*Stored data*.

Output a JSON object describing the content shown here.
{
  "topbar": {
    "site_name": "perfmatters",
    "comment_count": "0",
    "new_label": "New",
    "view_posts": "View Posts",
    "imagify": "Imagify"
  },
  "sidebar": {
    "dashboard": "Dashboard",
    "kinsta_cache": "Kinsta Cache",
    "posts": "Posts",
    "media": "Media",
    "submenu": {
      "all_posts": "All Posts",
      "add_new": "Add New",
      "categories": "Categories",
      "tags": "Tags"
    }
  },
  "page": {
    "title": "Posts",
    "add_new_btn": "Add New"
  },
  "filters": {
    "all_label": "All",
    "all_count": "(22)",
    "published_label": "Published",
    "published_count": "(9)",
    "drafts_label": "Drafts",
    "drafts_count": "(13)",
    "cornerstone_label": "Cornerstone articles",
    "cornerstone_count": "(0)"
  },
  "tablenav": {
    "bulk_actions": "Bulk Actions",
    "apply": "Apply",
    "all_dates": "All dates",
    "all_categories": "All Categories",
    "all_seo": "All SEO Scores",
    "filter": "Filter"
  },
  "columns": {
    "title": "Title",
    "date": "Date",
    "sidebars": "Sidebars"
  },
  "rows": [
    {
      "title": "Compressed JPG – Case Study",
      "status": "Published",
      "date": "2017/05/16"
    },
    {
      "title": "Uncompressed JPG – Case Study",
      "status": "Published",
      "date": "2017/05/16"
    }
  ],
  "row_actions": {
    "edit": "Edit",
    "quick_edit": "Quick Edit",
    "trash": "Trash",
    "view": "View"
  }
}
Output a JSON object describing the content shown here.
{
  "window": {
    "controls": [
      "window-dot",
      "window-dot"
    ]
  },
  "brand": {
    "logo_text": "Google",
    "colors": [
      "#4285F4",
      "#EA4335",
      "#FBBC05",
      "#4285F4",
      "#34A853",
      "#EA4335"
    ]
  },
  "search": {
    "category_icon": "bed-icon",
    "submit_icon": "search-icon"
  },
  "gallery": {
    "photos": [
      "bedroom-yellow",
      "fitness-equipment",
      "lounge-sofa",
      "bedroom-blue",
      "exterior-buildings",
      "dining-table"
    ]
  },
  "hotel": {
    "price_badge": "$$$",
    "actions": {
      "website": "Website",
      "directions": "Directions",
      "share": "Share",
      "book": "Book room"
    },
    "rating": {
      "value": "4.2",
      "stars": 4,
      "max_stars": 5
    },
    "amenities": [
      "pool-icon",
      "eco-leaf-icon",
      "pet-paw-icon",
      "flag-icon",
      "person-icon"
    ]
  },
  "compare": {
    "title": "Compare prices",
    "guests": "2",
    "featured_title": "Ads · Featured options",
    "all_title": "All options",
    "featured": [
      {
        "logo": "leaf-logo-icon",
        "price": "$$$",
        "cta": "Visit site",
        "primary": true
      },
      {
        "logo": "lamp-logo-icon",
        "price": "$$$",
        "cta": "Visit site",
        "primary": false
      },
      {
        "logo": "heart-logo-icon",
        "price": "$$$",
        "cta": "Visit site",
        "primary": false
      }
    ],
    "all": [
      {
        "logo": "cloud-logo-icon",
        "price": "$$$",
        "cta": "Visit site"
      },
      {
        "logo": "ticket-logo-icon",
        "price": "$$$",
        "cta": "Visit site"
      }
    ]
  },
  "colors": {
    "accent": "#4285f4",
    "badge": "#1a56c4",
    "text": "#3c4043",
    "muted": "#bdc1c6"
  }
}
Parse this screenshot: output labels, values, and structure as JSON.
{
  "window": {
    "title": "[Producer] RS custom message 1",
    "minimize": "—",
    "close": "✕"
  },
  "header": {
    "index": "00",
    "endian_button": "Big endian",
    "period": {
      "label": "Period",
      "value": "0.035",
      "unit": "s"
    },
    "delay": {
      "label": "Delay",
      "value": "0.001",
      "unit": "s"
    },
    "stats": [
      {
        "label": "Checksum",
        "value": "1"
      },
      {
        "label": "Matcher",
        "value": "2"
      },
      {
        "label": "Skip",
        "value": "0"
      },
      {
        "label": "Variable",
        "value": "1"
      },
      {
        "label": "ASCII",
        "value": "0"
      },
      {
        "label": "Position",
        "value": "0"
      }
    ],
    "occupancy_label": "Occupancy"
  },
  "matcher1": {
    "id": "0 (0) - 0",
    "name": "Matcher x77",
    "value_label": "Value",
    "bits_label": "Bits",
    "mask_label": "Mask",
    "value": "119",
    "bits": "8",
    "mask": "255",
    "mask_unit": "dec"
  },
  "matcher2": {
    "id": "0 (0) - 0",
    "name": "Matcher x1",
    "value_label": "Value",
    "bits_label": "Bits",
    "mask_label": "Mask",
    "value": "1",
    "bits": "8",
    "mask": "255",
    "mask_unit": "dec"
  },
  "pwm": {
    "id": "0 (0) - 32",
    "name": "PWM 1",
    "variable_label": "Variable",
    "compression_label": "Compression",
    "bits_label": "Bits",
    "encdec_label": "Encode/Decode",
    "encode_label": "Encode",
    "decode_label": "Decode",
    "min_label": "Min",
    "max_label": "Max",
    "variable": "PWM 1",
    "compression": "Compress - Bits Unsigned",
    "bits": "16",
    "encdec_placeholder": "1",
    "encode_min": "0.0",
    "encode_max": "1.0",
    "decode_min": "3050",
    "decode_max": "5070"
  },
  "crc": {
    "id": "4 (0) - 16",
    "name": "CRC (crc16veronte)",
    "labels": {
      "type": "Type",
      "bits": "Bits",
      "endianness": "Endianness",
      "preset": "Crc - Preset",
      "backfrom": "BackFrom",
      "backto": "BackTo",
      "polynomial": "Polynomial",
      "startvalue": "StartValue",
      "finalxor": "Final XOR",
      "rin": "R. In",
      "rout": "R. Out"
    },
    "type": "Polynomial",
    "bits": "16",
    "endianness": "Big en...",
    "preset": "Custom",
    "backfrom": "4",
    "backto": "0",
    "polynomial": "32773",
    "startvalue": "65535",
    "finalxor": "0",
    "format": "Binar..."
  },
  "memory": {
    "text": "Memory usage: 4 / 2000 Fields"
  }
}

*Stated task*. In the entries above, identify every line with the word "icon". Copy those lines.

*The output*.
    "category_icon": "bed-icon",
    "submit_icon": "search-icon"
      "pool-icon",
      "eco-leaf-icon",
      "pet-paw-icon",
      "flag-icon",
      "person-icon"
        "logo": "leaf-logo-icon",
        "logo": "lamp-logo-icon",
        "logo": "heart-logo-icon",
        "logo": "cloud-logo-icon",
        "logo": "ticket-logo-icon",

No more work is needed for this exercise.